**The exercise**: Extract every line where the string "girl" appears.

Entries taken from a collection
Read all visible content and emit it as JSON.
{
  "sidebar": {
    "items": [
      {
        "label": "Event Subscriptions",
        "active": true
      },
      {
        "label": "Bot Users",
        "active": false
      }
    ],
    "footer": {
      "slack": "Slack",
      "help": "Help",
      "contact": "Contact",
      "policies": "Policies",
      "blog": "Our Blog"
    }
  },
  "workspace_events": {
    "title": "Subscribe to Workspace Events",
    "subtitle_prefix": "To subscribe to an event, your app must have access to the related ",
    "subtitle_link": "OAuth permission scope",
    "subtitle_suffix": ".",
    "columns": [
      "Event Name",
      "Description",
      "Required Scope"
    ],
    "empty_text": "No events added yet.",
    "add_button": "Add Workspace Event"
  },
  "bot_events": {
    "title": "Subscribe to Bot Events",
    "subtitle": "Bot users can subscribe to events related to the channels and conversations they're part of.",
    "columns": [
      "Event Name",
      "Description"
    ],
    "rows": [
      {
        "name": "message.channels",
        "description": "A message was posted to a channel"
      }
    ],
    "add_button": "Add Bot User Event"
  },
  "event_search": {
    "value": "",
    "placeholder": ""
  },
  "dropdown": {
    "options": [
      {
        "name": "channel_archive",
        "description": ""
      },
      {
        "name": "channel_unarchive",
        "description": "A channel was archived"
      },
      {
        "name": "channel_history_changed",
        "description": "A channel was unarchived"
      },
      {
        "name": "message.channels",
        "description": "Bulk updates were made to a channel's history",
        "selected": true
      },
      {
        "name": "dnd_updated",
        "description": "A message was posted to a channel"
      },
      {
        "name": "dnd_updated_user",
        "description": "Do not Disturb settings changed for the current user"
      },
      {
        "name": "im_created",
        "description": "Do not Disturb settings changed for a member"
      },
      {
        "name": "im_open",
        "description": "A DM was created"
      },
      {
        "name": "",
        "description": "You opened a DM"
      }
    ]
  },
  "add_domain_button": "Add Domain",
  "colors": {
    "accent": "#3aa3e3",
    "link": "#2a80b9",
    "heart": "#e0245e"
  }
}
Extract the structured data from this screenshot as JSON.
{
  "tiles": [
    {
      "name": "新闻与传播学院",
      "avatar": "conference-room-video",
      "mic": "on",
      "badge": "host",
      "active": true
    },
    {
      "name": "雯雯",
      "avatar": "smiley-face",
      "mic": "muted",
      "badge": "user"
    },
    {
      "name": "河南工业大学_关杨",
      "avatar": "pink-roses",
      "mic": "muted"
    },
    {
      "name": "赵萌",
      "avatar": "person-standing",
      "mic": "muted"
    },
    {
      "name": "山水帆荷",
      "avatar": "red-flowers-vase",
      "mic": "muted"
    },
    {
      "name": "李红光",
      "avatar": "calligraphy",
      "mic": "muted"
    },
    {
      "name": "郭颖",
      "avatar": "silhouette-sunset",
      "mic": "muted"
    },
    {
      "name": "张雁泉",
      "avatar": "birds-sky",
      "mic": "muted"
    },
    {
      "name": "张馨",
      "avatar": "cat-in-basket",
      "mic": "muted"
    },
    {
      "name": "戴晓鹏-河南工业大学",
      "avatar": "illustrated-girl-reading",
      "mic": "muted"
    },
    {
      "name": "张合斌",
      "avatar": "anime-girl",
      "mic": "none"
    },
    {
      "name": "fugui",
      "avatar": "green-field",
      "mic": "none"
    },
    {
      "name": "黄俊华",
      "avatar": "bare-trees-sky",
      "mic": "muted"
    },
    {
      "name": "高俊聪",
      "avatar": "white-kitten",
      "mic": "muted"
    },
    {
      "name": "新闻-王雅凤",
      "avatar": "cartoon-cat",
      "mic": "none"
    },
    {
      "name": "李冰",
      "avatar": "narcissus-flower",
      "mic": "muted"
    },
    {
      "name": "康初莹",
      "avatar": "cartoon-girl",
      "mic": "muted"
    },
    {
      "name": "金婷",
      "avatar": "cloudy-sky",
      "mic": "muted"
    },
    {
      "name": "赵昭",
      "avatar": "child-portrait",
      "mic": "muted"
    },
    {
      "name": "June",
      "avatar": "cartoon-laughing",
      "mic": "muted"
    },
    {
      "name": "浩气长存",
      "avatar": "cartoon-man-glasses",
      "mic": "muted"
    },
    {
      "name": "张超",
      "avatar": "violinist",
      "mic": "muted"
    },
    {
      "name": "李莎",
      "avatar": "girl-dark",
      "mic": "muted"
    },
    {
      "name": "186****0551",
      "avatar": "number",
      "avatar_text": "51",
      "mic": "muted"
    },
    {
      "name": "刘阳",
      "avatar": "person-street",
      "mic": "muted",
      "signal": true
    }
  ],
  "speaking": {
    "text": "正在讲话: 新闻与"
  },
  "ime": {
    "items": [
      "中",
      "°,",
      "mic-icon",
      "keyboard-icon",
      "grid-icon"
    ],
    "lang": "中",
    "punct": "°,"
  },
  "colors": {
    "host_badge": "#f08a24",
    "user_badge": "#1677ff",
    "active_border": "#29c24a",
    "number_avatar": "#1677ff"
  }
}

**Output for this task**:
      "avatar": "illustrated-girl-reading",
      "avatar": "anime-girl",
      "avatar": "cartoon-girl",
      "avatar": "girl-dark",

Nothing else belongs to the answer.